**Input material:**

========================================

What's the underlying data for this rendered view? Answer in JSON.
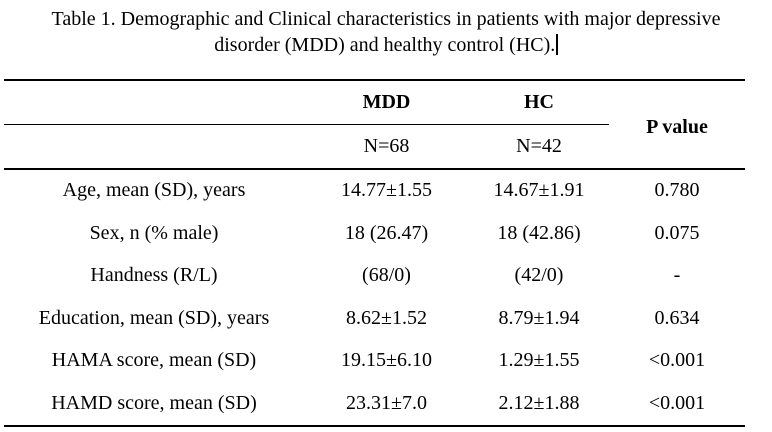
{
  "title": {
    "line1": "Table 1. Demographic and Clinical characteristics in patients with major depressive",
    "line2": "disorder (MDD) and healthy control (HC).",
    "caret_visible": true
  },
  "table": {
    "header": {
      "mdd": "MDD",
      "hc": "HC",
      "n_mdd": "N=68",
      "n_hc": "N=42",
      "p_value": "P value"
    },
    "rows": [
      {
        "label": "Age, mean (SD), years",
        "mdd": "14.77±1.55",
        "hc": "14.67±1.91",
        "p": "0.780"
      },
      {
        "label": "Sex, n (% male)",
        "mdd": "18 (26.47)",
        "hc": "18 (42.86)",
        "p": "0.075"
      },
      {
        "label": "Handness (R/L)",
        "mdd": "(68/0)",
        "hc": "(42/0)",
        "p": "-"
      },
      {
        "label": "Education, mean (SD), years",
        "mdd": "8.62±1.52",
        "hc": "8.79±1.94",
        "p": "0.634"
      },
      {
        "label": "HAMA score, mean (SD)",
        "mdd": "19.15±6.10",
        "hc": "1.29±1.55",
        "p": "<0.001"
      },
      {
        "label": "HAMD score, mean (SD)",
        "mdd": "23.31±7.0",
        "hc": "2.12±1.88",
        "p": "<0.001"
      }
    ]
  },
  "colors": {
    "text": "#000000",
    "background": "#ffffff",
    "rule": "#000000"
  }
}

========================================

**The task:**
Calculate the number of lines above that include the word "label", giving that number by itself.

**Exercise result:**
6